Copy all entries without alteration and skip the pictures they hold.

** Start of The data **

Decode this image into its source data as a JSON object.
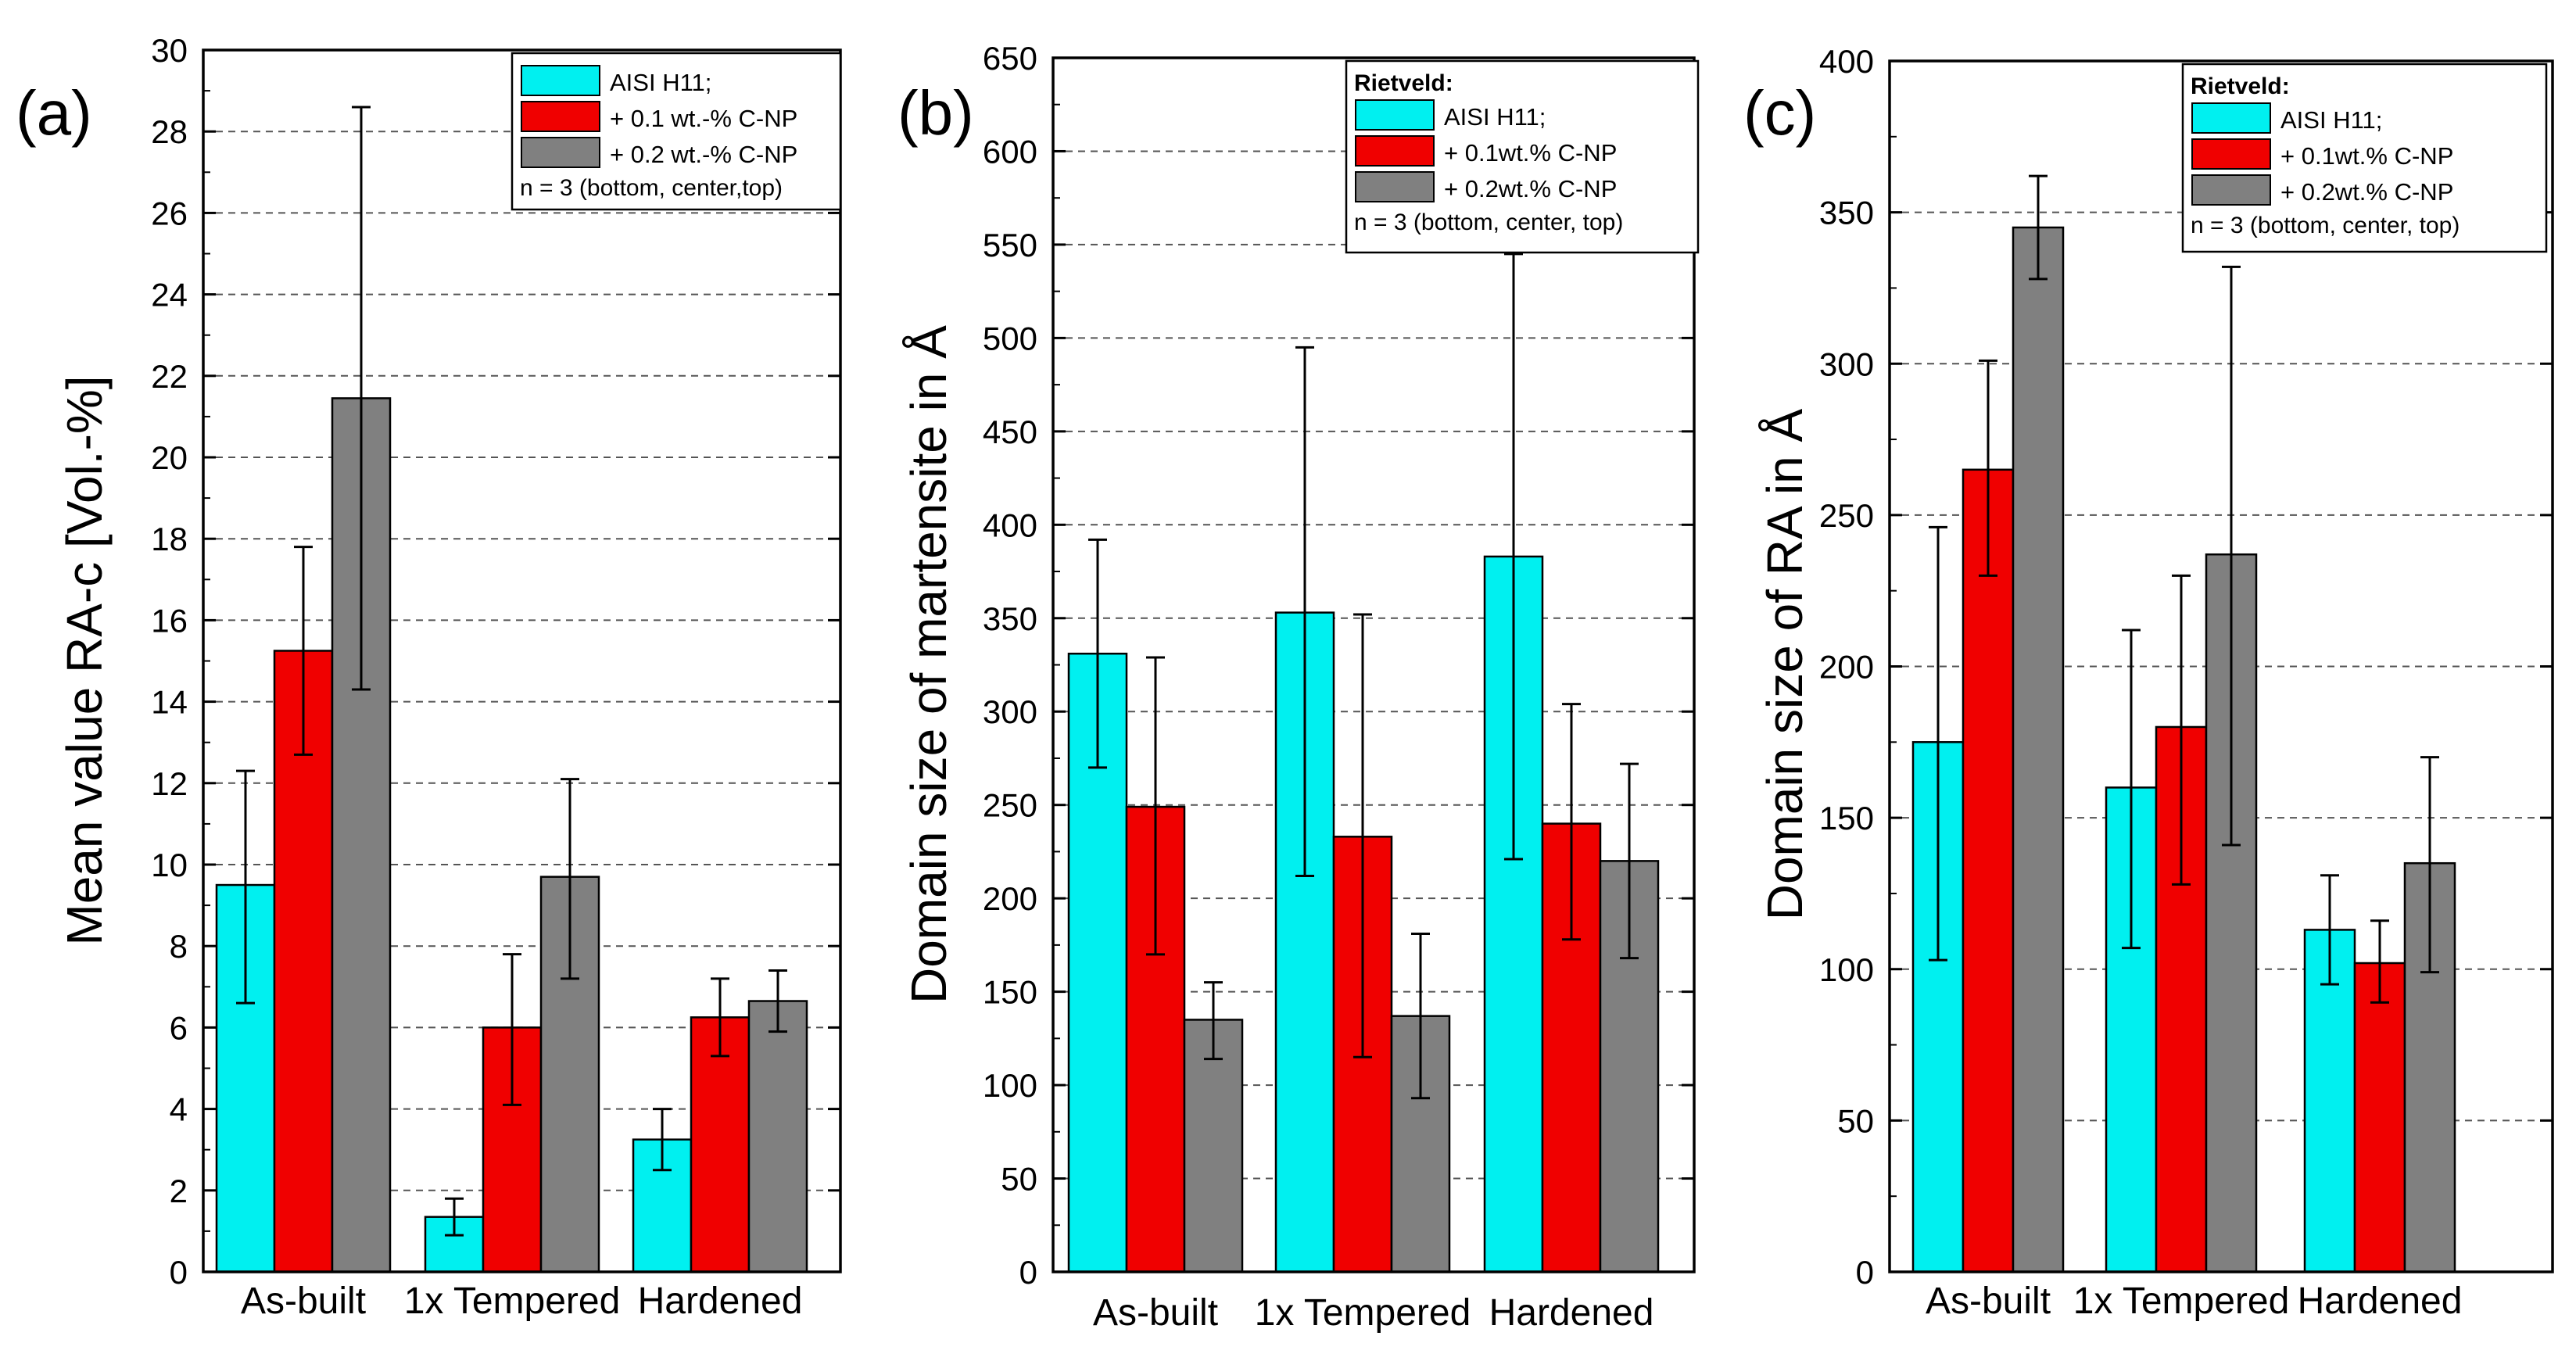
{
  "colors": {
    "cyan": "#00F0F0",
    "red": "#F00000",
    "gray": "#808080",
    "axis": "#000000",
    "grid": "#555555"
  },
  "chart_data": [
    {
      "type": "bar",
      "panel_label": "(a)",
      "ylabel": "Mean value RA-c [Vol.-%]",
      "xlabel": "",
      "ylim": [
        0,
        30
      ],
      "ytick_step": 2,
      "grid": true,
      "legend_position": "top-right",
      "legend_header": "",
      "legend_note": "n = 3 (bottom, center,top)",
      "categories": [
        "As-built",
        "1x Tempered",
        "Hardened"
      ],
      "series": [
        {
          "name": "AISI H11;",
          "color": "#00F0F0",
          "values": [
            9.5,
            1.35,
            3.25
          ],
          "err_low": [
            6.6,
            0.9,
            2.5
          ],
          "err_high": [
            12.3,
            1.8,
            4.0
          ]
        },
        {
          "name": "+ 0.1 wt.-% C-NP",
          "color": "#F00000",
          "values": [
            15.25,
            6.0,
            6.25
          ],
          "err_low": [
            12.7,
            4.1,
            5.3
          ],
          "err_high": [
            17.8,
            7.8,
            7.2
          ]
        },
        {
          "name": "+ 0.2 wt.-% C-NP",
          "color": "#808080",
          "values": [
            21.45,
            9.7,
            6.65
          ],
          "err_low": [
            14.3,
            7.2,
            5.9
          ],
          "err_high": [
            28.6,
            12.1,
            7.4
          ]
        }
      ]
    },
    {
      "type": "bar",
      "panel_label": "(b)",
      "ylabel": "Domain size of martensite in Å",
      "xlabel": "",
      "ylim": [
        0,
        650
      ],
      "ytick_step": 50,
      "grid": true,
      "legend_position": "top-right",
      "legend_header": "Rietveld:",
      "legend_note": "n = 3 (bottom, center, top)",
      "categories": [
        "As-built",
        "1x Tempered",
        "Hardened"
      ],
      "series": [
        {
          "name": "AISI H11;",
          "color": "#00F0F0",
          "values": [
            331,
            353,
            383
          ],
          "err_low": [
            270,
            212,
            221
          ],
          "err_high": [
            392,
            495,
            545
          ]
        },
        {
          "name": "+ 0.1wt.% C-NP",
          "color": "#F00000",
          "values": [
            249,
            233,
            240
          ],
          "err_low": [
            170,
            115,
            178
          ],
          "err_high": [
            329,
            352,
            304
          ]
        },
        {
          "name": "+ 0.2wt.% C-NP",
          "color": "#808080",
          "values": [
            135,
            137,
            220
          ],
          "err_low": [
            114,
            93,
            168
          ],
          "err_high": [
            155,
            181,
            272
          ]
        }
      ]
    },
    {
      "type": "bar",
      "panel_label": "(c)",
      "ylabel": "Domain size of RA in Å",
      "xlabel": "",
      "ylim": [
        0,
        400
      ],
      "ytick_step": 50,
      "grid": true,
      "legend_position": "top-right",
      "legend_header": "Rietveld:",
      "legend_note": "n = 3 (bottom, center, top)",
      "categories": [
        "As-built",
        "1x Tempered",
        "Hardened"
      ],
      "series": [
        {
          "name": "AISI H11;",
          "color": "#00F0F0",
          "values": [
            175,
            160,
            113
          ],
          "err_low": [
            103,
            107,
            95
          ],
          "err_high": [
            246,
            212,
            131
          ]
        },
        {
          "name": "+ 0.1wt.% C-NP",
          "color": "#F00000",
          "values": [
            265,
            180,
            102
          ],
          "err_low": [
            230,
            128,
            89
          ],
          "err_high": [
            301,
            230,
            116
          ]
        },
        {
          "name": "+ 0.2wt.% C-NP",
          "color": "#808080",
          "values": [
            345,
            237,
            135
          ],
          "err_low": [
            328,
            141,
            99
          ],
          "err_high": [
            362,
            332,
            170
          ]
        }
      ]
    }
  ]
}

** End of The data **

Answer below:
Decode this image into its source data as a JSON object.
{
  "colors": {
    "cyan": "#00F0F0",
    "red": "#F00000",
    "gray": "#808080",
    "axis": "#000000",
    "grid": "#555555"
  },
  "chart_data": [
    {
      "type": "bar",
      "panel_label": "(a)",
      "ylabel": "Mean value RA-c [Vol.-%]",
      "xlabel": "",
      "ylim": [
        0,
        30
      ],
      "ytick_step": 2,
      "grid": true,
      "legend_position": "top-right",
      "legend_header": "",
      "legend_note": "n = 3 (bottom, center,top)",
      "categories": [
        "As-built",
        "1x Tempered",
        "Hardened"
      ],
      "series": [
        {
          "name": "AISI H11;",
          "color": "#00F0F0",
          "values": [
            9.5,
            1.35,
            3.25
          ],
          "err_low": [
            6.6,
            0.9,
            2.5
          ],
          "err_high": [
            12.3,
            1.8,
            4.0
          ]
        },
        {
          "name": "+ 0.1 wt.-% C-NP",
          "color": "#F00000",
          "values": [
            15.25,
            6.0,
            6.25
          ],
          "err_low": [
            12.7,
            4.1,
            5.3
          ],
          "err_high": [
            17.8,
            7.8,
            7.2
          ]
        },
        {
          "name": "+ 0.2 wt.-% C-NP",
          "color": "#808080",
          "values": [
            21.45,
            9.7,
            6.65
          ],
          "err_low": [
            14.3,
            7.2,
            5.9
          ],
          "err_high": [
            28.6,
            12.1,
            7.4
          ]
        }
      ]
    },
    {
      "type": "bar",
      "panel_label": "(b)",
      "ylabel": "Domain size of martensite in Å",
      "xlabel": "",
      "ylim": [
        0,
        650
      ],
      "ytick_step": 50,
      "grid": true,
      "legend_position": "top-right",
      "legend_header": "Rietveld:",
      "legend_note": "n = 3 (bottom, center, top)",
      "categories": [
        "As-built",
        "1x Tempered",
        "Hardened"
      ],
      "series": [
        {
          "name": "AISI H11;",
          "color": "#00F0F0",
          "values": [
            331,
            353,
            383
          ],
          "err_low": [
            270,
            212,
            221
          ],
          "err_high": [
            392,
            495,
            545
          ]
        },
        {
          "name": "+ 0.1wt.% C-NP",
          "color": "#F00000",
          "values": [
            249,
            233,
            240
          ],
          "err_low": [
            170,
            115,
            178
          ],
          "err_high": [
            329,
            352,
            304
          ]
        },
        {
          "name": "+ 0.2wt.% C-NP",
          "color": "#808080",
          "values": [
            135,
            137,
            220
          ],
          "err_low": [
            114,
            93,
            168
          ],
          "err_high": [
            155,
            181,
            272
          ]
        }
      ]
    },
    {
      "type": "bar",
      "panel_label": "(c)",
      "ylabel": "Domain size of RA in Å",
      "xlabel": "",
      "ylim": [
        0,
        400
      ],
      "ytick_step": 50,
      "grid": true,
      "legend_position": "top-right",
      "legend_header": "Rietveld:",
      "legend_note": "n = 3 (bottom, center, top)",
      "categories": [
        "As-built",
        "1x Tempered",
        "Hardened"
      ],
      "series": [
        {
          "name": "AISI H11;",
          "color": "#00F0F0",
          "values": [
            175,
            160,
            113
          ],
          "err_low": [
            103,
            107,
            95
          ],
          "err_high": [
            246,
            212,
            131
          ]
        },
        {
          "name": "+ 0.1wt.% C-NP",
          "color": "#F00000",
          "values": [
            265,
            180,
            102
          ],
          "err_low": [
            230,
            128,
            89
          ],
          "err_high": [
            301,
            230,
            116
          ]
        },
        {
          "name": "+ 0.2wt.% C-NP",
          "color": "#808080",
          "values": [
            345,
            237,
            135
          ],
          "err_low": [
            328,
            141,
            99
          ],
          "err_high": [
            362,
            332,
            170
          ]
        }
      ]
    }
  ]
}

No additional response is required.